GIVEN DATA:
## BEGIN

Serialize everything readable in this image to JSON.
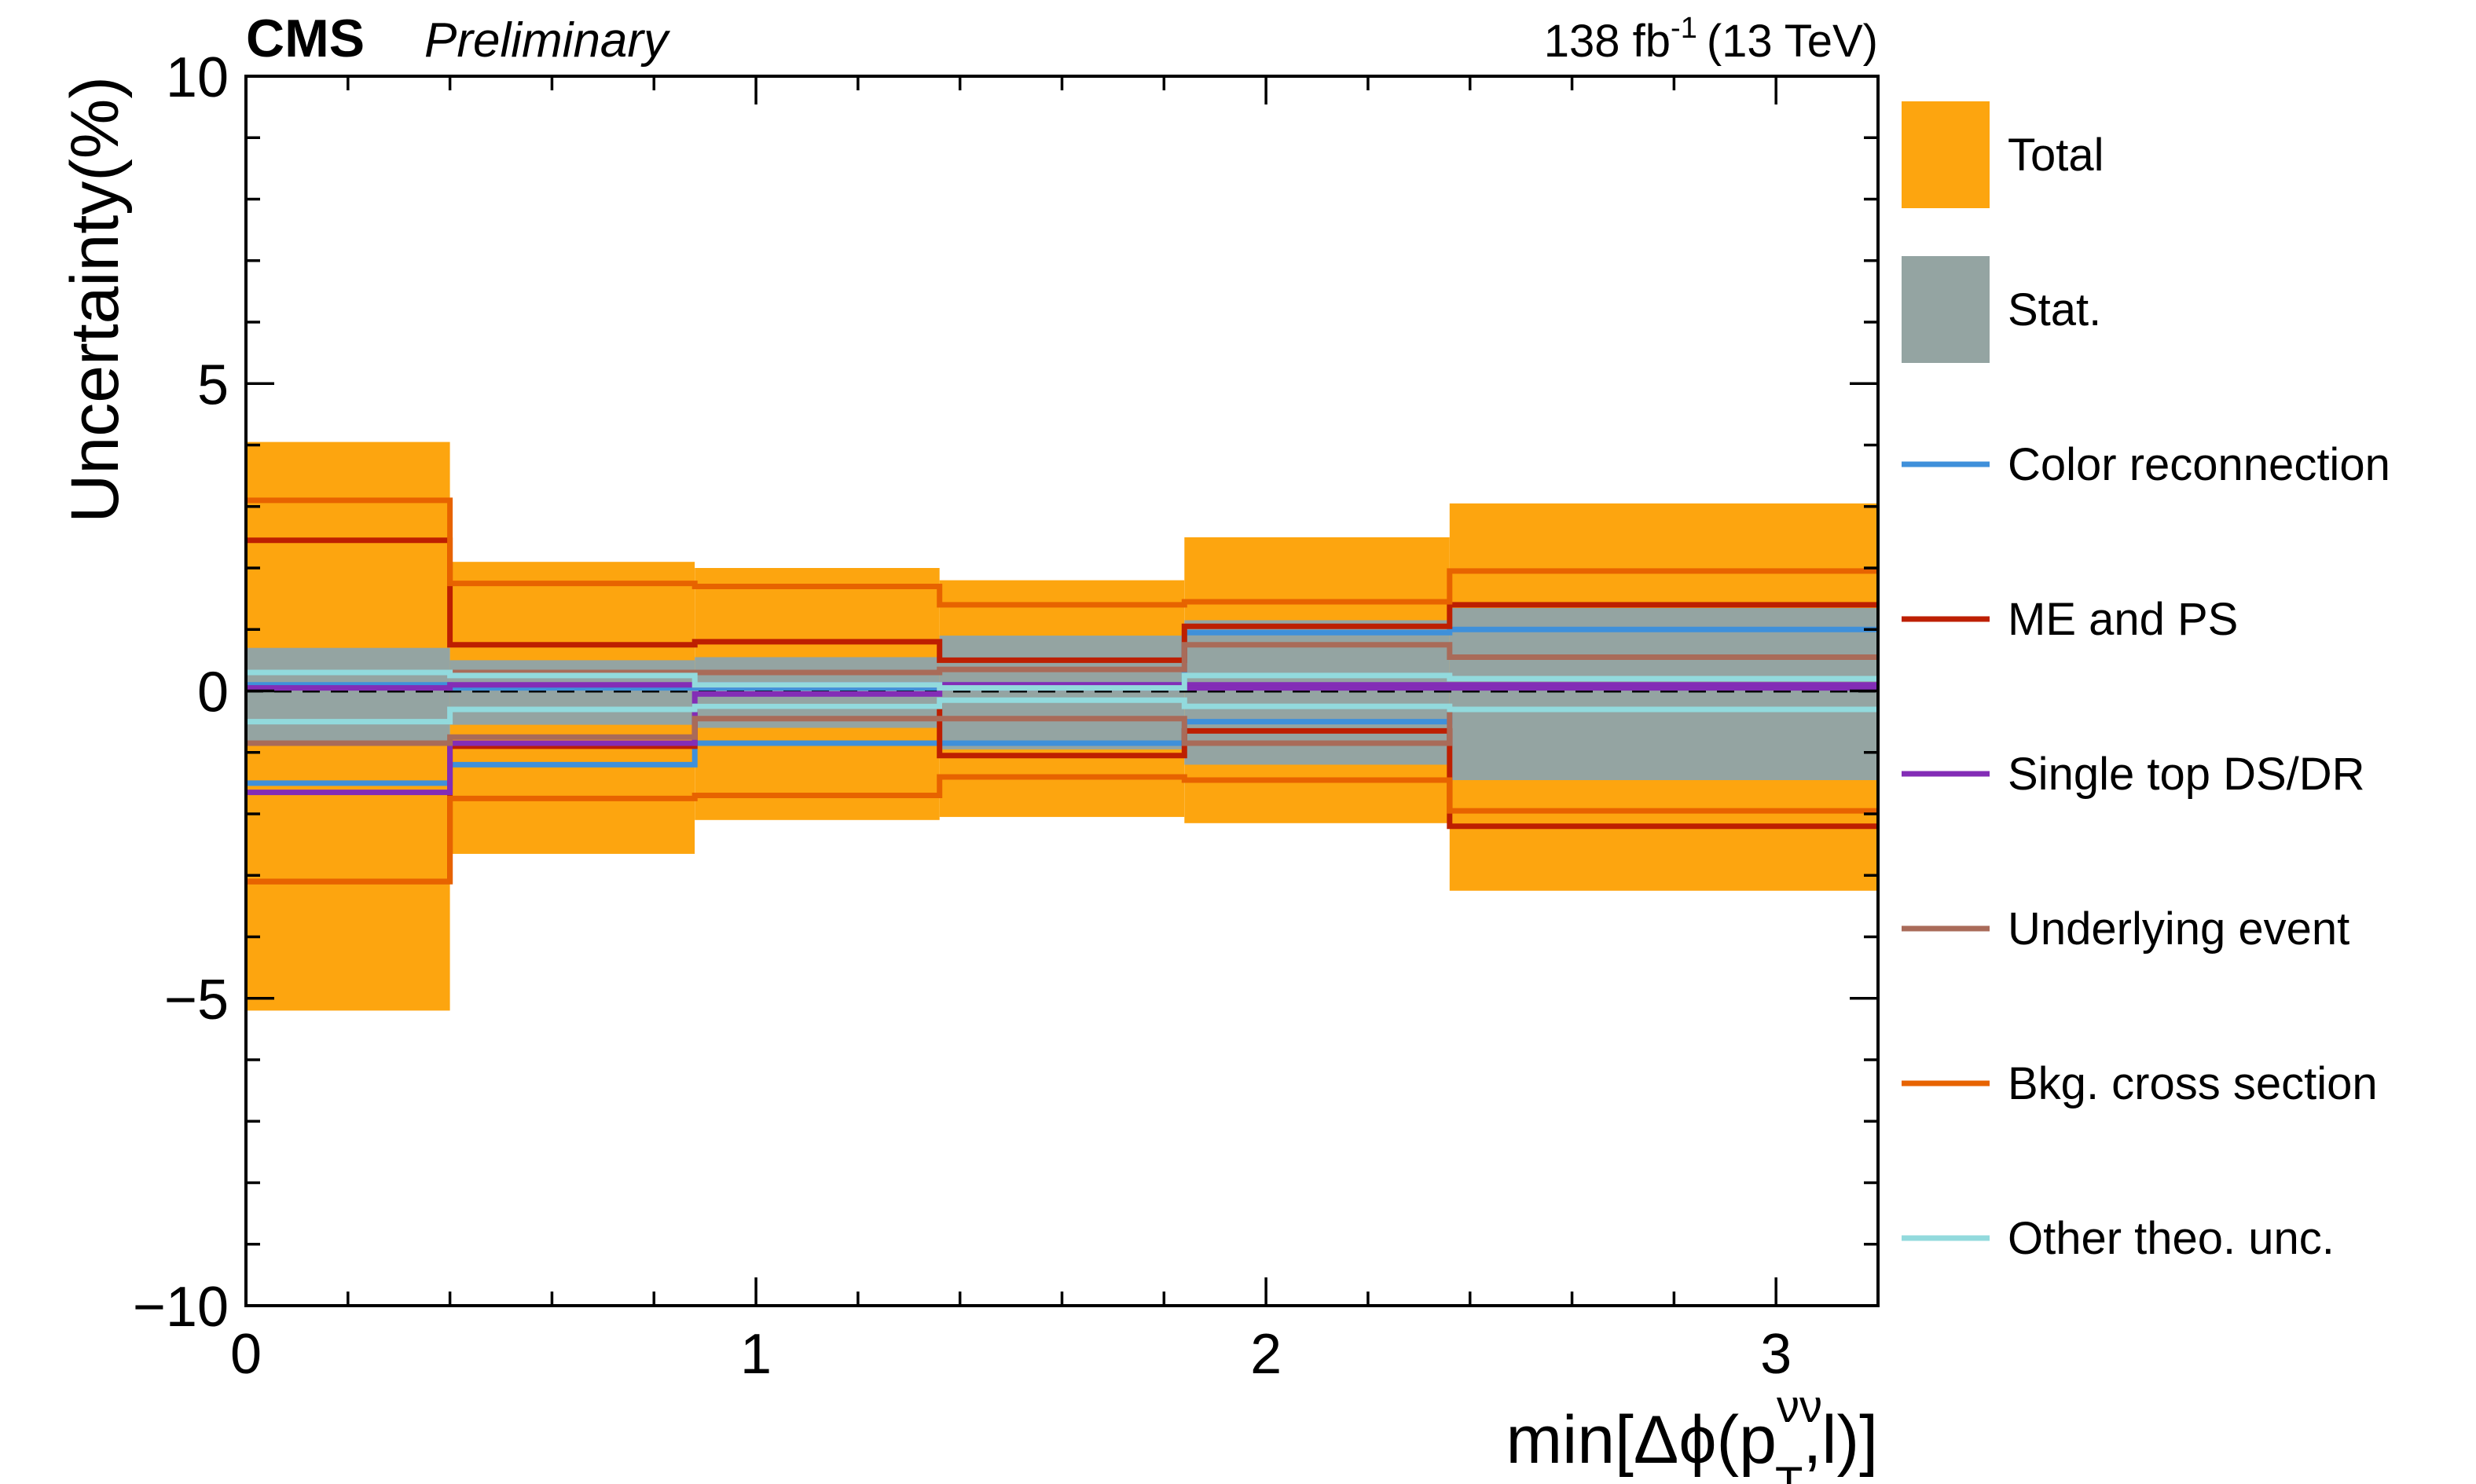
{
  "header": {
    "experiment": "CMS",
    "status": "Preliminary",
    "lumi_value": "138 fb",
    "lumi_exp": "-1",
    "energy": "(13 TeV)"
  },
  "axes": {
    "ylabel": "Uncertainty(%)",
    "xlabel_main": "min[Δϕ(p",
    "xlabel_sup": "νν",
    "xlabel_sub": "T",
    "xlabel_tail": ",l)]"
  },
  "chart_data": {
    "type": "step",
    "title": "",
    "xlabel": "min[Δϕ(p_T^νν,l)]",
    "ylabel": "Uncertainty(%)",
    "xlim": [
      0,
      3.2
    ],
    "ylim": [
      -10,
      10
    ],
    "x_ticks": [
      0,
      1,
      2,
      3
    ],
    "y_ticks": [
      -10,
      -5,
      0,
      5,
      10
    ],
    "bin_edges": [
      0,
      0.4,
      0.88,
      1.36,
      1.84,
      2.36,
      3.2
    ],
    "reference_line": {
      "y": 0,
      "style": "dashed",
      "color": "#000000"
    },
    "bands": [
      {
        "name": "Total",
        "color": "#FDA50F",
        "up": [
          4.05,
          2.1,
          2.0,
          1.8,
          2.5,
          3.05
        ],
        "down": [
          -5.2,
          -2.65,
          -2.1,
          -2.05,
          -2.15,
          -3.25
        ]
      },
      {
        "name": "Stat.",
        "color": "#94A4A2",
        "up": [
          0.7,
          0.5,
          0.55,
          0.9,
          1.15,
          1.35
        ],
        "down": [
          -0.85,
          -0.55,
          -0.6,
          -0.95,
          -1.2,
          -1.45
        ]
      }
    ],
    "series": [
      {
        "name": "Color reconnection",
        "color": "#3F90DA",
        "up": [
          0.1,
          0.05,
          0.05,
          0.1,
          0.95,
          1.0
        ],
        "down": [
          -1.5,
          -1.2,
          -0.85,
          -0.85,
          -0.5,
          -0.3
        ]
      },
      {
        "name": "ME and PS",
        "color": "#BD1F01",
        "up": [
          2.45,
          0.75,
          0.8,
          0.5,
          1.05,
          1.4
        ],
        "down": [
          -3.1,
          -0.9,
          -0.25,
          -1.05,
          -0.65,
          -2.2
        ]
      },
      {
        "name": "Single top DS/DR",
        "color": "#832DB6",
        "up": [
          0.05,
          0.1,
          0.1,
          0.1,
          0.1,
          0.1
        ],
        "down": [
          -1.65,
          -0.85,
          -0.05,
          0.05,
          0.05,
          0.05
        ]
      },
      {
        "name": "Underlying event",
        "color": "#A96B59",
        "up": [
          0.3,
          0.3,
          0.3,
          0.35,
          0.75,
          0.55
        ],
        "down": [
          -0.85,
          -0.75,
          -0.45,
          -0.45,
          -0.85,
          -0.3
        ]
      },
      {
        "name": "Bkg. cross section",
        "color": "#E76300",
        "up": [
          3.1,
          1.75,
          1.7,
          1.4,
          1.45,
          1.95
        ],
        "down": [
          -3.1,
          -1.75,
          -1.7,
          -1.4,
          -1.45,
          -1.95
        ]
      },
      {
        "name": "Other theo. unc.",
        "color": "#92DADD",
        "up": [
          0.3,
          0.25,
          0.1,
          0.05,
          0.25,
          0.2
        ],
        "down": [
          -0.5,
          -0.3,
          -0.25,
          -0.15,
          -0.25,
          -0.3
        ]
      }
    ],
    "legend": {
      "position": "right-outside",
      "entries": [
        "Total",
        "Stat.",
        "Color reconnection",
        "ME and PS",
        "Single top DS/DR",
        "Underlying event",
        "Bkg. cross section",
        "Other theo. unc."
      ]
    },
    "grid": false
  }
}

## END
## BEGIN

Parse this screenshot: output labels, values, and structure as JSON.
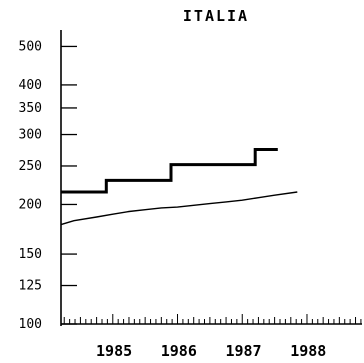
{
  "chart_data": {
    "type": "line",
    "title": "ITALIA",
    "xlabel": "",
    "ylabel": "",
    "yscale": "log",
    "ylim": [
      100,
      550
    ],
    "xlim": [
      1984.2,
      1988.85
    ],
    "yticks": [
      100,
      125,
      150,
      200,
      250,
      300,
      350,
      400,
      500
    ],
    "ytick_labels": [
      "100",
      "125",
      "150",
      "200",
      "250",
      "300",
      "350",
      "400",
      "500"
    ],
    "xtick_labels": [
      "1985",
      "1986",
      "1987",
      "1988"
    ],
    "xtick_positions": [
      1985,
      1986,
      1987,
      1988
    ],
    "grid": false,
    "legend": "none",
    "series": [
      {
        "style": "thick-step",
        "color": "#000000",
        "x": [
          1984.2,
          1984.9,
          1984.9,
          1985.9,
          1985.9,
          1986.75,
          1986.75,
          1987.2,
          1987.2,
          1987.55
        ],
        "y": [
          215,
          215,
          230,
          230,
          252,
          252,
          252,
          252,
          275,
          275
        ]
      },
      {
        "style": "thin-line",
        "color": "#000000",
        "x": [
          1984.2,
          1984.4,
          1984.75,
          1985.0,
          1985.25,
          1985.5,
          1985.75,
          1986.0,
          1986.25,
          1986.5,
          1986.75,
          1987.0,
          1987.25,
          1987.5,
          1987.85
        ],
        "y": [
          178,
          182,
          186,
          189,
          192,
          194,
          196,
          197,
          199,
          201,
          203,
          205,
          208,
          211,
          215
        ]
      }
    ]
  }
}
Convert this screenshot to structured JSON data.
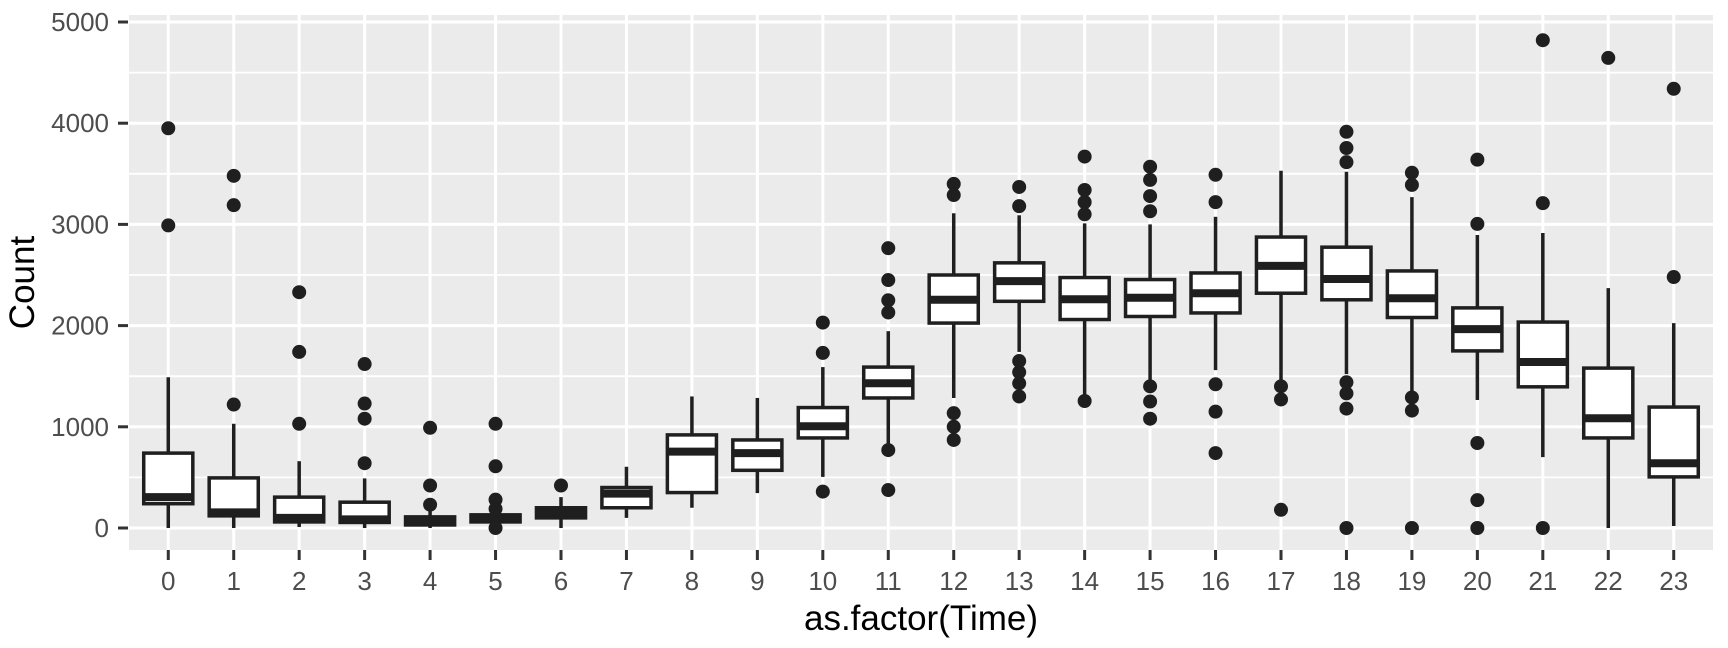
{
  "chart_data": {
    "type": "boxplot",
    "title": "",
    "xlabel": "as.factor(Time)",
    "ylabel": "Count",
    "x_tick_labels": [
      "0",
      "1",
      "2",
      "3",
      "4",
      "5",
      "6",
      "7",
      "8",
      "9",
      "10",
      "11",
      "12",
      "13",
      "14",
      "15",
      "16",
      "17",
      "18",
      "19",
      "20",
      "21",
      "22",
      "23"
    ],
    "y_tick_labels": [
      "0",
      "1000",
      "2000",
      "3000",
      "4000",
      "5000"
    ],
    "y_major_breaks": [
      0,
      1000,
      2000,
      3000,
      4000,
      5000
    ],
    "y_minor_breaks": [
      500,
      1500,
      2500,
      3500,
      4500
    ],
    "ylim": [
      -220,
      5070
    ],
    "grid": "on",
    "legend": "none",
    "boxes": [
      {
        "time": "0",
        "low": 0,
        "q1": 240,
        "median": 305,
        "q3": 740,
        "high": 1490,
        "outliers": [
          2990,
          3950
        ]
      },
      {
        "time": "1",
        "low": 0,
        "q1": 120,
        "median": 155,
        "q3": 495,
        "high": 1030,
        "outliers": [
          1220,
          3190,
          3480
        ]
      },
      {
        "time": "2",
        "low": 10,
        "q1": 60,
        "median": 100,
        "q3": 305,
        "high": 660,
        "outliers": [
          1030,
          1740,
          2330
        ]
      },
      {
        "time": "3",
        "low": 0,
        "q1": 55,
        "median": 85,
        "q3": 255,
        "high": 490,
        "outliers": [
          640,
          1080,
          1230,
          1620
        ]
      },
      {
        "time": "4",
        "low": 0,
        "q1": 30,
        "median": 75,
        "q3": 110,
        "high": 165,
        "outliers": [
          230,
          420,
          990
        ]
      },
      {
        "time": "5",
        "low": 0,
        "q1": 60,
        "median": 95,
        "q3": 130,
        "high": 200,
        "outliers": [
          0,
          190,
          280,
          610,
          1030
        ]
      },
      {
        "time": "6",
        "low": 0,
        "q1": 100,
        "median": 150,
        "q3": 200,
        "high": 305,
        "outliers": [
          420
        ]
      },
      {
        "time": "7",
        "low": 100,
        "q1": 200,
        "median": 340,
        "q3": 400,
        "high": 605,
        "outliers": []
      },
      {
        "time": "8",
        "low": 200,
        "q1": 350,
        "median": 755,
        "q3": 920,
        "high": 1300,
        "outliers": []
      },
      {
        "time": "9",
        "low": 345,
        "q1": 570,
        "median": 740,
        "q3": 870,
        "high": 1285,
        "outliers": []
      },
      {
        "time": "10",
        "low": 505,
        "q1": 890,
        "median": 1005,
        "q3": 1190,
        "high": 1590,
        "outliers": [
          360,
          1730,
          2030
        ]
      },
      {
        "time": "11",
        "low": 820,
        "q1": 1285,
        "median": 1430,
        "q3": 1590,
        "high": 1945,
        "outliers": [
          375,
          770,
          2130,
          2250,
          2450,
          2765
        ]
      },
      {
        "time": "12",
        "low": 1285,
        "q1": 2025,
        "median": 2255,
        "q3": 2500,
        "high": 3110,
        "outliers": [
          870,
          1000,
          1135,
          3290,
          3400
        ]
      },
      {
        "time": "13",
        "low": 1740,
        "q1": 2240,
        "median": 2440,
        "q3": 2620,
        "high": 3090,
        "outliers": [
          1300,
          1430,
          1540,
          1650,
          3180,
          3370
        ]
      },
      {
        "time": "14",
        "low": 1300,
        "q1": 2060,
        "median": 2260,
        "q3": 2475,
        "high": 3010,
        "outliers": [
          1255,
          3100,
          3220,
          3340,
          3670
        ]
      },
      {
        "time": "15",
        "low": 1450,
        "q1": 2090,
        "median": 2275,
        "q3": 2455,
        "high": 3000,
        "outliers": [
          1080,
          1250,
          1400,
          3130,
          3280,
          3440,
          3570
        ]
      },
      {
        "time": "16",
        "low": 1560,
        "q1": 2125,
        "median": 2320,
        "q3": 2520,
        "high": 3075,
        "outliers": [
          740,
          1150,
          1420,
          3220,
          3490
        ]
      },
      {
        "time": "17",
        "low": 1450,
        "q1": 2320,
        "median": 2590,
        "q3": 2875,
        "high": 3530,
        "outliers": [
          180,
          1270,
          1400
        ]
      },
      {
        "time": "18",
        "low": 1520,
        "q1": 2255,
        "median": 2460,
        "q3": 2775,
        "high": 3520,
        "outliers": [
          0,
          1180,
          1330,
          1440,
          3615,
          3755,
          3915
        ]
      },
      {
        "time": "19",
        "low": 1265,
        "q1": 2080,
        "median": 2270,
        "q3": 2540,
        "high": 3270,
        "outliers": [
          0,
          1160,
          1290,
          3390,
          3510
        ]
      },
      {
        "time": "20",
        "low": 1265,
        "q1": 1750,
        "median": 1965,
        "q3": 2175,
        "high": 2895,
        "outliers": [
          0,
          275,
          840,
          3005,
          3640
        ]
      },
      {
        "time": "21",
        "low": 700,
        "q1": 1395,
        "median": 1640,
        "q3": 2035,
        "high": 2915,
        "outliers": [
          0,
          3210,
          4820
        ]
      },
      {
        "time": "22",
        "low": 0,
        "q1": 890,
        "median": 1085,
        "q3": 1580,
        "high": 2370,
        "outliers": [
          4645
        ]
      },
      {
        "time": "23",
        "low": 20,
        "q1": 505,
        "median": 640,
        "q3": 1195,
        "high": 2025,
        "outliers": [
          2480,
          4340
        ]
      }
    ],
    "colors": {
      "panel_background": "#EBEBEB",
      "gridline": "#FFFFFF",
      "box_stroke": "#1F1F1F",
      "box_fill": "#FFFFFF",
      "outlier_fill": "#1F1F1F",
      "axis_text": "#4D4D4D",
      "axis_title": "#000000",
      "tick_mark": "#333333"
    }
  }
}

## END

REQUIRED WORK: Find the string "section" in the listing and return every line that holds it.

THE ANSWER:
        "name": "Bkg. cross section",
        "Bkg. cross section",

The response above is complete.